+++ Selection +++

Tracing the meeting of decorative and visual arts in Britain back to the advent of the collection in 1946, early works by Kenneth Armitage, Lynn Chadwick and Kenneth Martin now displayed at Park Hill were featured in some of the first Arts Council Collection exhibitions of the 1940s and 1950s. The series called ‘Sculpture in the Home’ encouraged the purchase of small scale sculptures befitting the home.  The twentieth century ended more than a decade ago however the designs of the so-called Modern century still have currency today, reproduced in retro style fashion and reconsidered with a sense of longing and distanced irony by contemporary artists.
 
Helen Kaplinsky said: “Working with a collection which holds the most influential modern and contemporary British artists is a privilege and the context of the redeveloped Park Hill gives the question of what constitutes British Modernism urgency. The commercial and domestic setting for the Modern, postmodern and contemporary artworks underline the historical tie in Britain between style, visual art and decorative design. The artworks act as indicators of style and glamour in an aspirational domestic environment. It has been a pleasure to work in Sheffield, a fascinating city, and I hope visitors enjoy the stories of the artworks and the building as much I have in making the exhibition.”

+++

> [Challenge 1]: Translate into French this sentence from the Park Hill selection above: "The series called ‘Sculpture in the Home’ encouraged the purchase of small scale sculptures befitting the home."
> [Challenge 2]: Condense the paragraph of the Park Hill selection beginning "Tracing the meeting of decorative and visual arts" into a bulleted list that keeps its main facts.
> [Challenge 3]:
Answer these questions from the Park Hill selection:
(a) In what year did the collection begin?
(b) Whose early works, now displayed at Park Hill, featured in early Arts Council Collection exhibitions?
(c) In which city does Helen Kaplinsky say she enjoyed working?

+++ Information provided +++

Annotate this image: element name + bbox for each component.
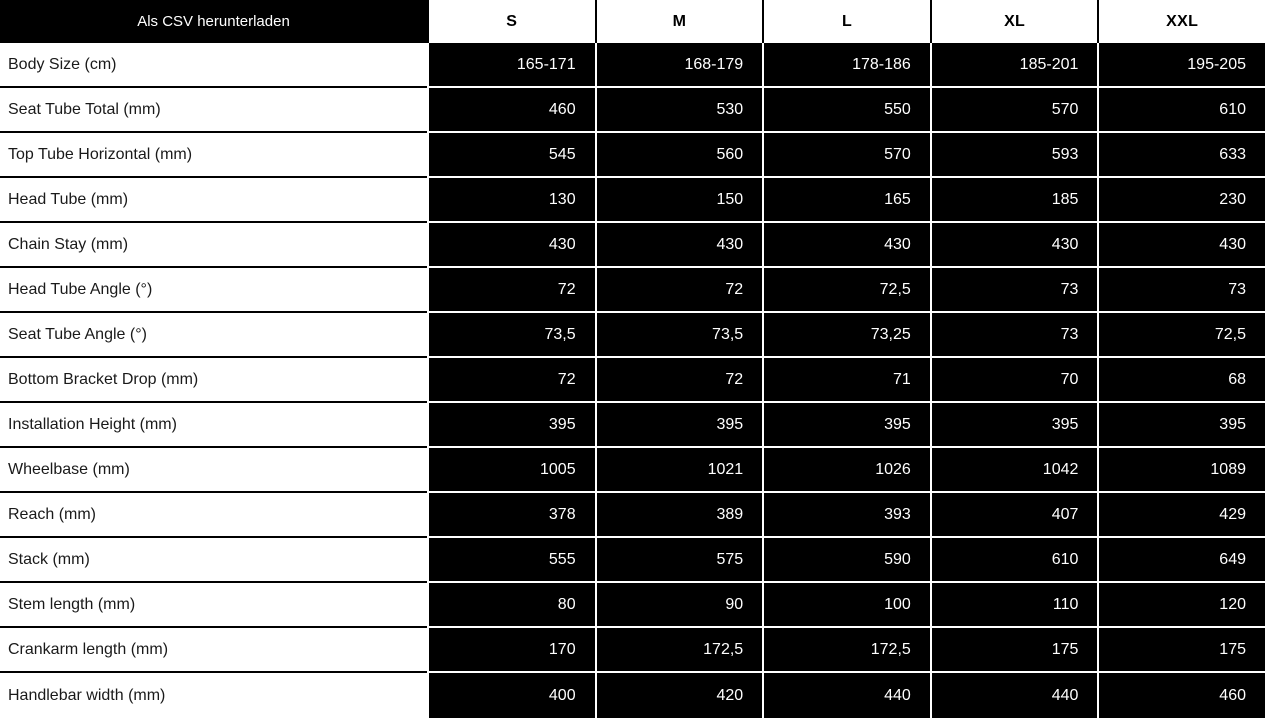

+++

> [Full solution 1]: La série intitulée « Sculpture in the Home » encourageait l'achat de sculptures de petit format adaptées au foyer.

> [Full solution 2]:
- The link between decorative and visual arts in Britain goes back to the collection's start in 1946.
- Early works by Kenneth Armitage, Lynn Chadwick and Kenneth Martin, now shown at Park Hill, appeared in some of the first Arts Council Collection exhibitions of the 1940s and 1950s.
- The "Sculpture in the Home" series encouraged people to buy small-scale sculptures suited to the home.
- Although the twentieth century ended over a decade ago, its Modern designs still have currency.
- These designs are reproduced in retro-style fashion and revisited by contemporary artists with longing and distanced irony.

> [Full solution 3]:
(a) 1946
(b) Kenneth Armitage, Lynn Chadwick and Kenneth Martin
(c) Sheffield